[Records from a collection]
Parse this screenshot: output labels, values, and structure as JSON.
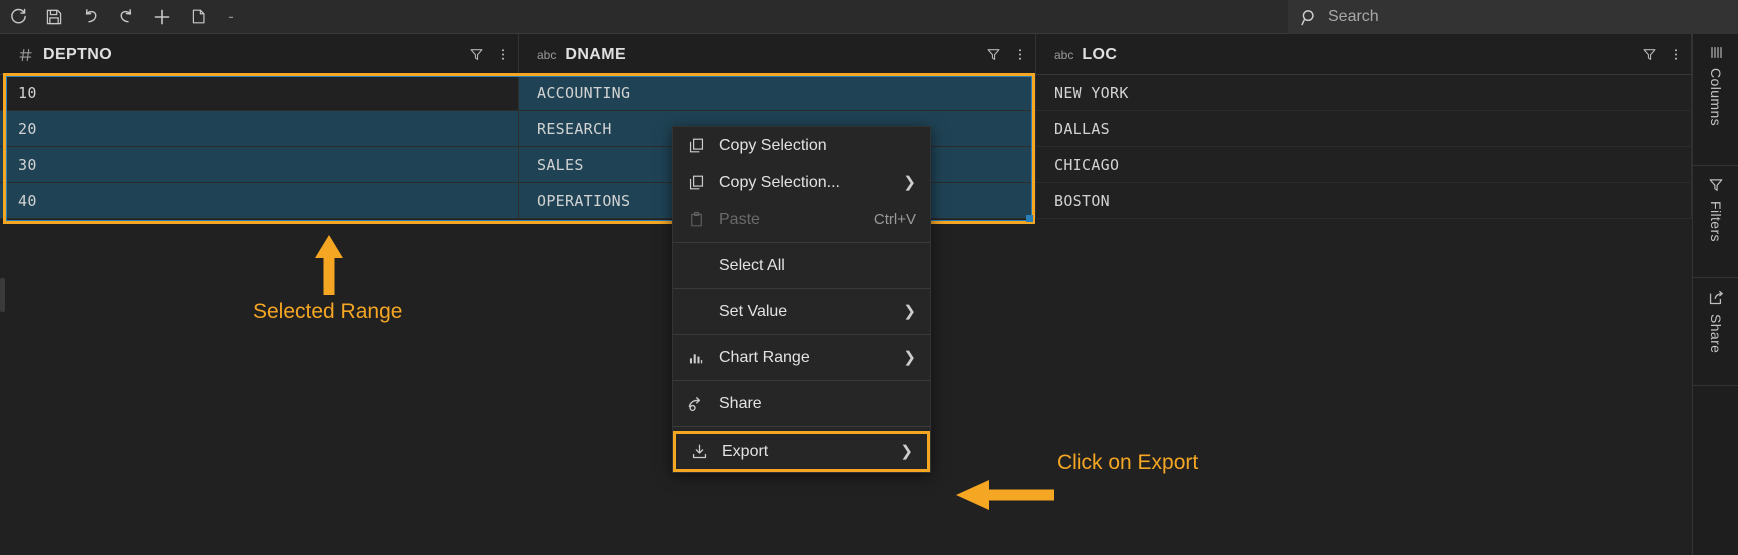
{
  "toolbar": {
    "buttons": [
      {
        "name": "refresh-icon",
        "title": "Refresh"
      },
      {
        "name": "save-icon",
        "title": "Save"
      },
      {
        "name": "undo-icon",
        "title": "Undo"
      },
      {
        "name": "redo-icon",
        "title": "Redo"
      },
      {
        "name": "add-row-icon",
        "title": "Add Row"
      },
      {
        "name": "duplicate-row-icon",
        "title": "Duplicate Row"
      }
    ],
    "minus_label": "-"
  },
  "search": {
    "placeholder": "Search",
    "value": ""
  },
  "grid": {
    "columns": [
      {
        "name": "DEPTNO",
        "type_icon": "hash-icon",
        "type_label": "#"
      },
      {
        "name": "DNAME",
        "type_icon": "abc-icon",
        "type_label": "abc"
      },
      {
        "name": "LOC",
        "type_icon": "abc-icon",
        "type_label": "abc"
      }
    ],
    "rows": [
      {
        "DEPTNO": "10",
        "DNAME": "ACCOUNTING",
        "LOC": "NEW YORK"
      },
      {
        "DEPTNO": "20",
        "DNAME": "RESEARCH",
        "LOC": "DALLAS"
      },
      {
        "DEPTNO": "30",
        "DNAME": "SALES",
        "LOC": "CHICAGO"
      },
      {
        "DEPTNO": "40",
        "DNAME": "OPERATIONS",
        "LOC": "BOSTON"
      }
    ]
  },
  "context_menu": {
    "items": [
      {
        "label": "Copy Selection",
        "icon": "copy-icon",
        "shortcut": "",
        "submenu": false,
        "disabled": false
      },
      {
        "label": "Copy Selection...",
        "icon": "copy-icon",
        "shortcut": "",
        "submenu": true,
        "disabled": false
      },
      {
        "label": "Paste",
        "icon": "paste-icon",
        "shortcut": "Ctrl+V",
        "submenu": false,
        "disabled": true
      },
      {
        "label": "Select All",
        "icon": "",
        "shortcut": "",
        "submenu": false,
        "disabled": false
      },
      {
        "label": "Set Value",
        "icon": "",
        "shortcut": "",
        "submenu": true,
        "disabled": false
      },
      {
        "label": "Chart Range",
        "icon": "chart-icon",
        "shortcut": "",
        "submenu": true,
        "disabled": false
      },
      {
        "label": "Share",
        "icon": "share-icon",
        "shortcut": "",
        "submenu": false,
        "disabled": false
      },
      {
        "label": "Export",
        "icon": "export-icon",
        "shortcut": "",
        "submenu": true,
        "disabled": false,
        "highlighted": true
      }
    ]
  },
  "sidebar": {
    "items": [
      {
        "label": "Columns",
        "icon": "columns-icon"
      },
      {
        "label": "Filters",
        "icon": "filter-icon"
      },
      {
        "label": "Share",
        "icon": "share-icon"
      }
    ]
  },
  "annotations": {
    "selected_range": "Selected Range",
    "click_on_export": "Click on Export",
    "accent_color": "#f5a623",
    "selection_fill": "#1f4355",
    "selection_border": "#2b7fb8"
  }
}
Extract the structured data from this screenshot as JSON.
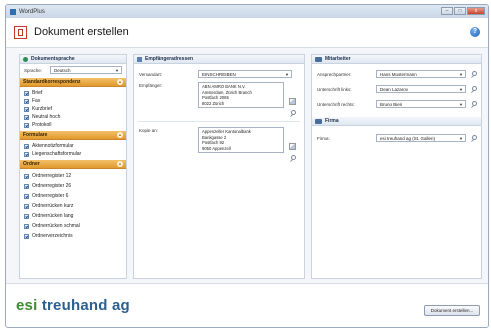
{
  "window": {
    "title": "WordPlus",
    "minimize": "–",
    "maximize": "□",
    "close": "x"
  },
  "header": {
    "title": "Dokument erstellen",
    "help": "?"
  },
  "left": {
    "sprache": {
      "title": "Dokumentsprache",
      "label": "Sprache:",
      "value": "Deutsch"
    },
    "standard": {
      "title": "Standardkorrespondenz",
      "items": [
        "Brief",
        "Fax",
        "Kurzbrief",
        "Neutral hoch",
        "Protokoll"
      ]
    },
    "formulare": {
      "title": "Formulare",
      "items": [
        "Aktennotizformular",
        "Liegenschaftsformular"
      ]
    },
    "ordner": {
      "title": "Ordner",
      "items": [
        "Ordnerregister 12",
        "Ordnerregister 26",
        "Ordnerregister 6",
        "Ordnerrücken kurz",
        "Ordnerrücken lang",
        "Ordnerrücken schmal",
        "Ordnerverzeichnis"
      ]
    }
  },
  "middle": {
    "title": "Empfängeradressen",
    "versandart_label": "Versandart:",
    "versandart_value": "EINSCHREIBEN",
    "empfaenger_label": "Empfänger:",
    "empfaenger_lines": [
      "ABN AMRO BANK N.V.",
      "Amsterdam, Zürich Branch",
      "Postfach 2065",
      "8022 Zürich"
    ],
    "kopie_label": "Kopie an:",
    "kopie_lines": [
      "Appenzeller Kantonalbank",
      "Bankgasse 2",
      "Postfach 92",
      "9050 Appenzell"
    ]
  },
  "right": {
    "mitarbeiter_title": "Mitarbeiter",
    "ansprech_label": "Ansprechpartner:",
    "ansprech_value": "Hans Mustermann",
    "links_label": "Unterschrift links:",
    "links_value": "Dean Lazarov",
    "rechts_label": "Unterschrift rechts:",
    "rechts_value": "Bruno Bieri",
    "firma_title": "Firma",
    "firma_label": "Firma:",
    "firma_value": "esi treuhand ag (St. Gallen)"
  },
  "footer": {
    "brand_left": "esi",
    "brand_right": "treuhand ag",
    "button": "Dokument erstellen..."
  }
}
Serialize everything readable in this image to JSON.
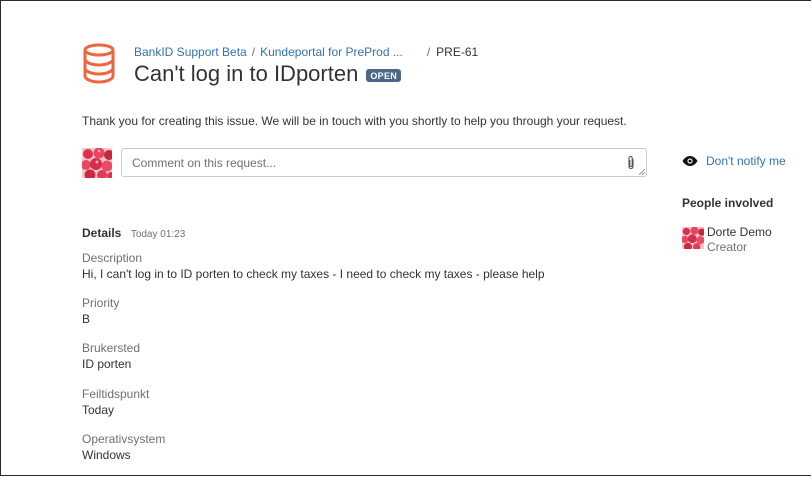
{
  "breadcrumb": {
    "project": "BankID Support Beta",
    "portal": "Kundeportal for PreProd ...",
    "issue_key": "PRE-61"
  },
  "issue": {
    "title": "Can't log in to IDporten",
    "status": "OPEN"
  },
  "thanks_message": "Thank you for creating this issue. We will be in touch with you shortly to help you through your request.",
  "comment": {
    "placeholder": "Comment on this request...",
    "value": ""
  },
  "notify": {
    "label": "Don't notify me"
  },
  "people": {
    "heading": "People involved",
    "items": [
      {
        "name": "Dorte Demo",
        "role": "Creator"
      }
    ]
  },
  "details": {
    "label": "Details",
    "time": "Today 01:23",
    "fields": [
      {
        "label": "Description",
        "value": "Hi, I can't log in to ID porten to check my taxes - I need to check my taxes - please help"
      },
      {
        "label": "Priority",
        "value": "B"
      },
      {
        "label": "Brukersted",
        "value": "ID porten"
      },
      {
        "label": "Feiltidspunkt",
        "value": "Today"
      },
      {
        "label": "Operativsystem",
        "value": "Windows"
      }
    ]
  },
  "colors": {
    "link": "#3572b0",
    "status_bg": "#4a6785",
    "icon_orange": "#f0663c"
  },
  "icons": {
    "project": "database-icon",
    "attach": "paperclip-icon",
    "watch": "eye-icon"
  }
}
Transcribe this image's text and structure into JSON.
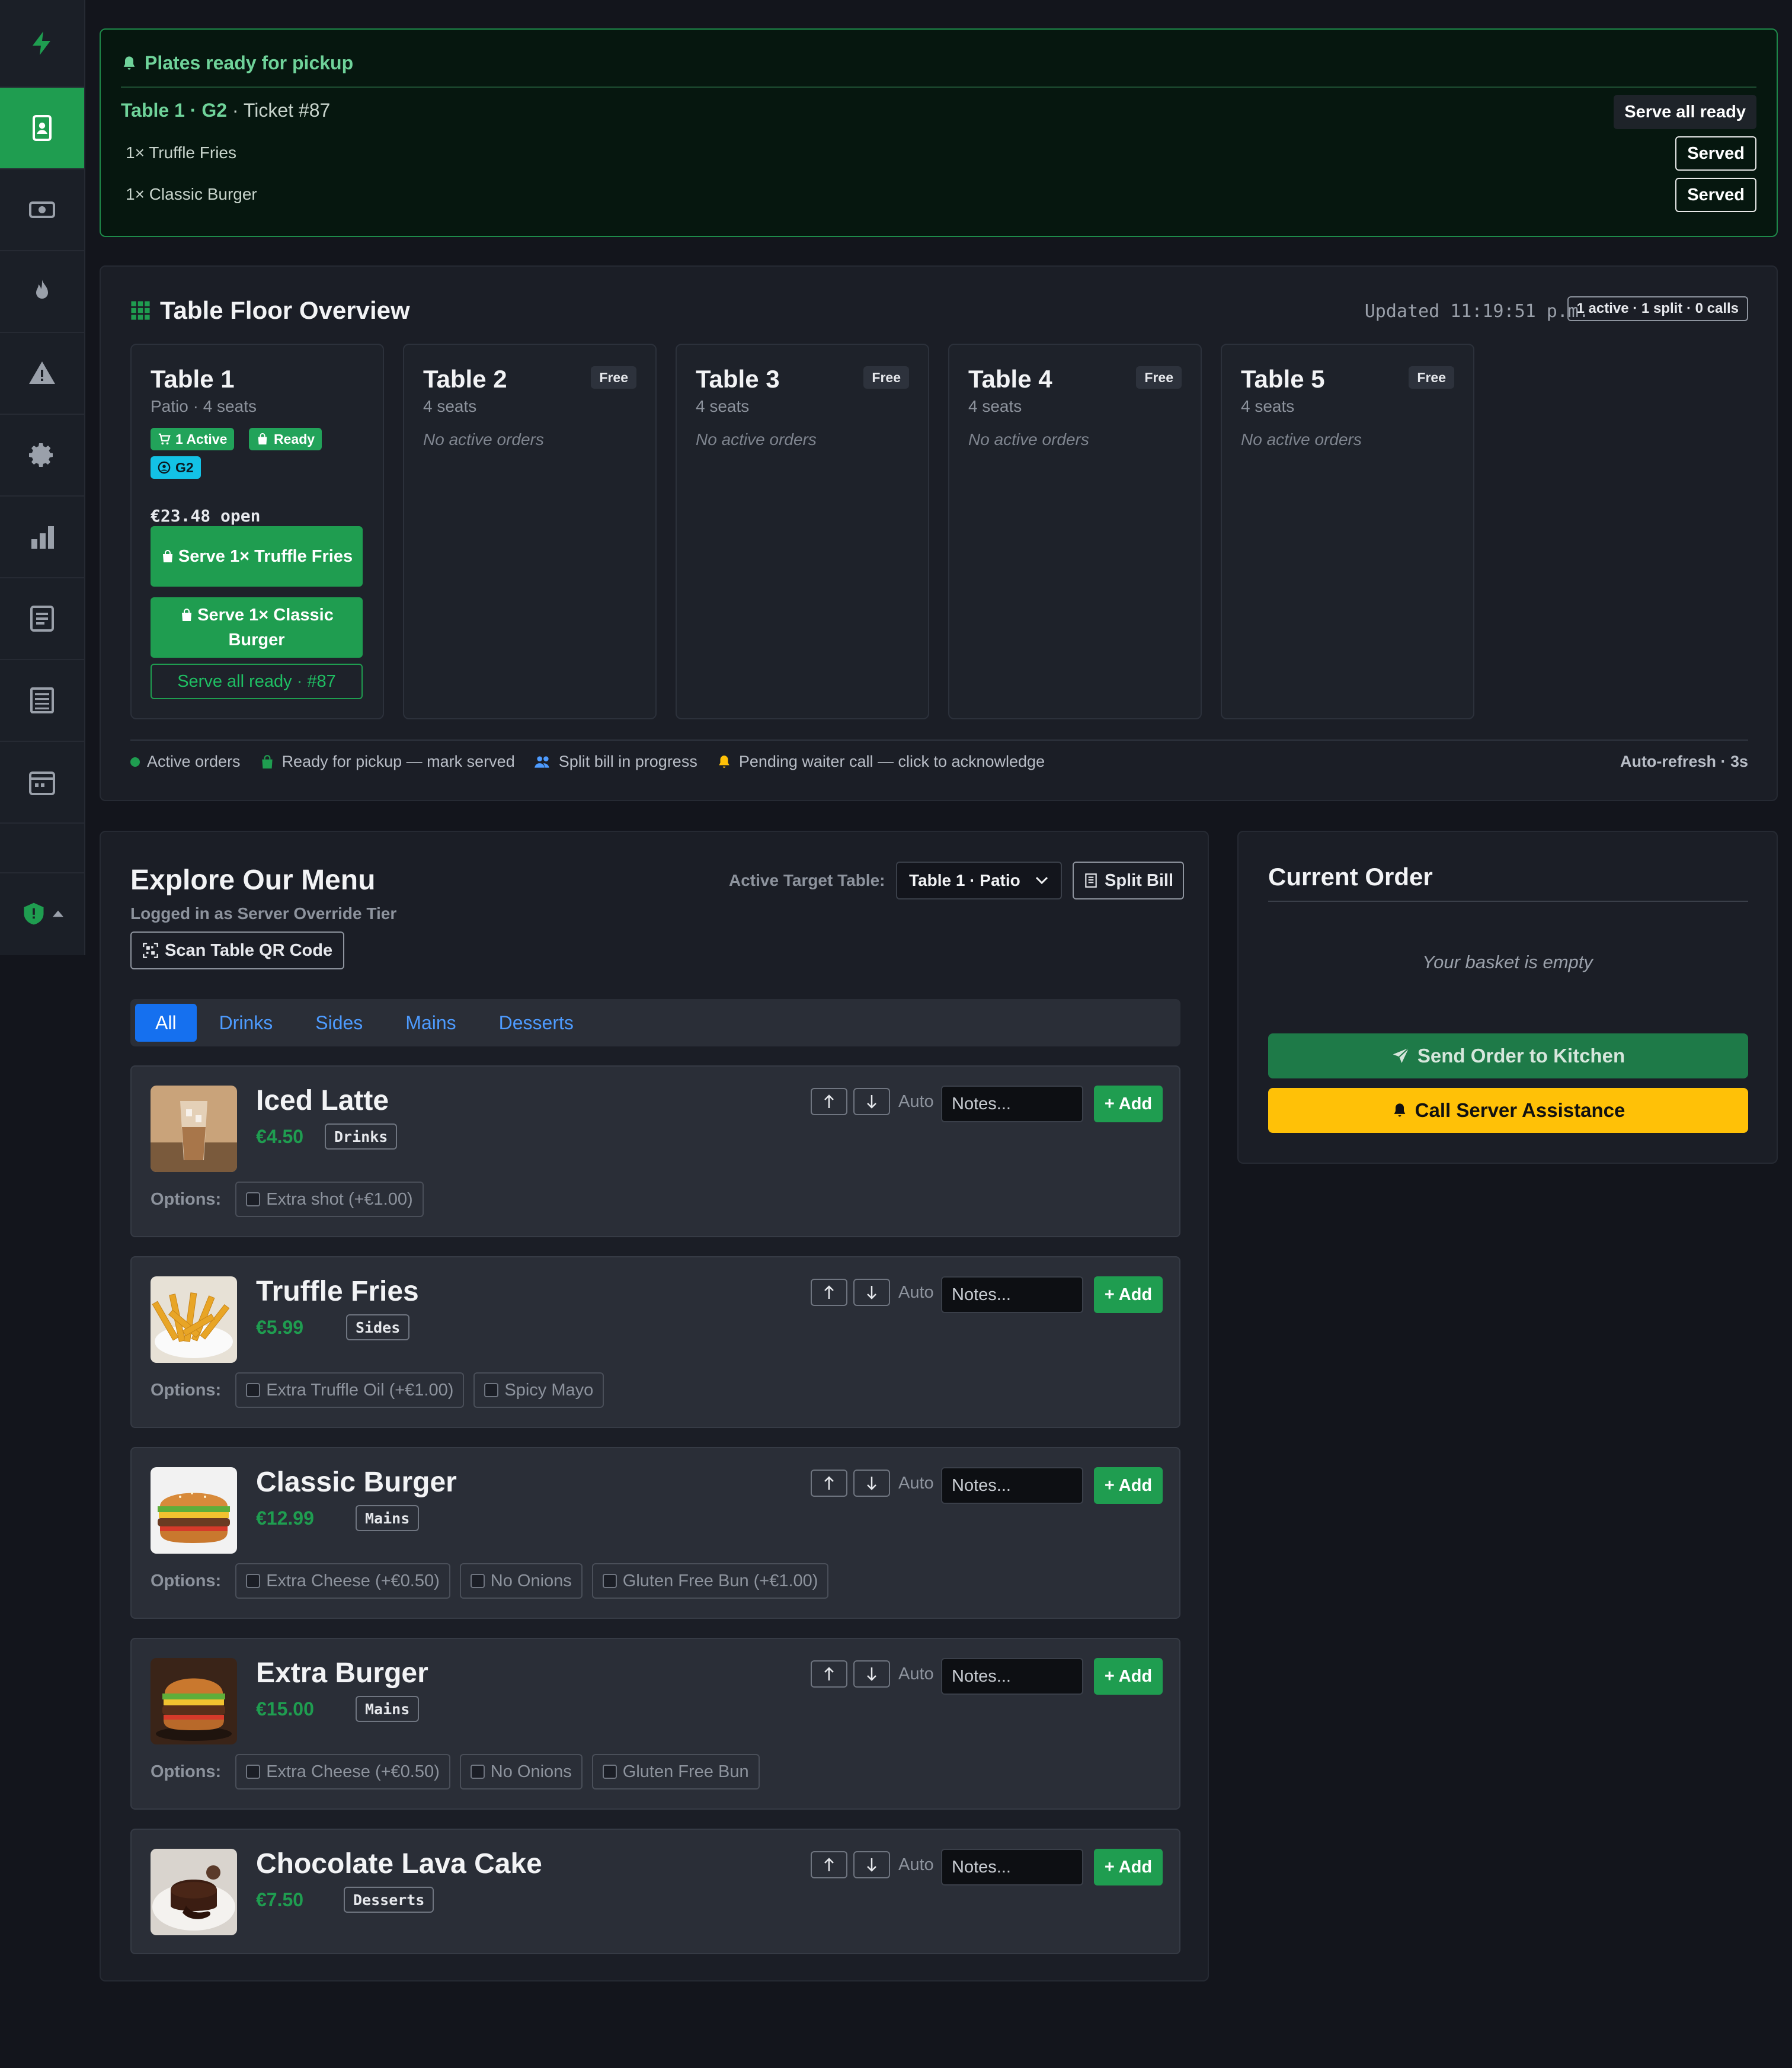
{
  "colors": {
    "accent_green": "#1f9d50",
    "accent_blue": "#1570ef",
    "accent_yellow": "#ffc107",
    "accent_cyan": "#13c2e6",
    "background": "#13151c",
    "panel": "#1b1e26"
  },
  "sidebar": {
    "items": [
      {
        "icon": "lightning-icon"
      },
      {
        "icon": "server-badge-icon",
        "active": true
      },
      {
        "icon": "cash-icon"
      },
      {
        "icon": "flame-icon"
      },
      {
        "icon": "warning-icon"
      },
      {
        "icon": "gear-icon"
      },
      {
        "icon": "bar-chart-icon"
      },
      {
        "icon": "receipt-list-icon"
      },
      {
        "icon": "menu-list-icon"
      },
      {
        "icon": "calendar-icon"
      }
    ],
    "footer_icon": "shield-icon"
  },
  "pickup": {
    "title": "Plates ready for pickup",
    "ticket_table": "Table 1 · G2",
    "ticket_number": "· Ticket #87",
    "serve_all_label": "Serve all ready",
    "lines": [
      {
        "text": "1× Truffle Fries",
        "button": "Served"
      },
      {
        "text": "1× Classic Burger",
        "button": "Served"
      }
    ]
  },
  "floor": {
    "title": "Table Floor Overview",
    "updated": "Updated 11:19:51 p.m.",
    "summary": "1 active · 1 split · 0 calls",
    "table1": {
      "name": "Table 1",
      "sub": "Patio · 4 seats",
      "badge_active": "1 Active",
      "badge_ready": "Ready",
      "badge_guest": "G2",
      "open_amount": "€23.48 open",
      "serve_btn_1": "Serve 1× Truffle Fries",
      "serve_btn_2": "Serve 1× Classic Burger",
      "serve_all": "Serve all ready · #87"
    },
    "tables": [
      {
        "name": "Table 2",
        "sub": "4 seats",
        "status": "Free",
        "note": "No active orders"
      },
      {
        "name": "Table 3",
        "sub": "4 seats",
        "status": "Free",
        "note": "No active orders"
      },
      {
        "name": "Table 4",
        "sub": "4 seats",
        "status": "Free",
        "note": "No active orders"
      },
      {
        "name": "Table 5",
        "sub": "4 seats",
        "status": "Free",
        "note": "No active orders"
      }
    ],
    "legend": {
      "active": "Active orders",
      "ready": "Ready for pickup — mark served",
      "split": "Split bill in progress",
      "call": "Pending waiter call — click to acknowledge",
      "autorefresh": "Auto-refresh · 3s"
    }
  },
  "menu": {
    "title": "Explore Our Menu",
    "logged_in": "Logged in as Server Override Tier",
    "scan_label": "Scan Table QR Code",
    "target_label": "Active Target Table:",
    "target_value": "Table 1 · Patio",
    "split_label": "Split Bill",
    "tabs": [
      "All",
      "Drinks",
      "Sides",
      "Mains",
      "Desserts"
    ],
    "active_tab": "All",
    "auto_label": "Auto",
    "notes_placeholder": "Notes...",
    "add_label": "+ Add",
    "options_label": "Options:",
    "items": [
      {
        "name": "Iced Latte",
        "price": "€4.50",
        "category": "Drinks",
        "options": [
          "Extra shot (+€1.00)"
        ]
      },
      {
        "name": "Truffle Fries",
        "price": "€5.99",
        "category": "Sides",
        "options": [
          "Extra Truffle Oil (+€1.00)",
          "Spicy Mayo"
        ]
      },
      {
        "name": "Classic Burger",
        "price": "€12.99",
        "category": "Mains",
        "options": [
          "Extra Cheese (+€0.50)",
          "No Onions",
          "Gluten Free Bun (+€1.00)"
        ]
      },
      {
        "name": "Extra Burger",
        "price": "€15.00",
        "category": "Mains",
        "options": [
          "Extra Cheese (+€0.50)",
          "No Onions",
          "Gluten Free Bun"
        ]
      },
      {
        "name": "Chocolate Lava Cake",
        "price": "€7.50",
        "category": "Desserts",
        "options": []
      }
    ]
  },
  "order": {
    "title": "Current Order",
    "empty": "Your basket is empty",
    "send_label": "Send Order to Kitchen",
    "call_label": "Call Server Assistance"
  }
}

YOUR GOAL
Pick out the lines above that hold the string "help" and show them.

SOLUTION TO THIS PROBLEM
    "help": "?"
  "thanks_message": "Thank you for creating this issue. We will be in touch with you shortly to help you through your request.",
        "value": "Hi, I can't log in to ID porten to check my taxes - I need to check my taxes - please help"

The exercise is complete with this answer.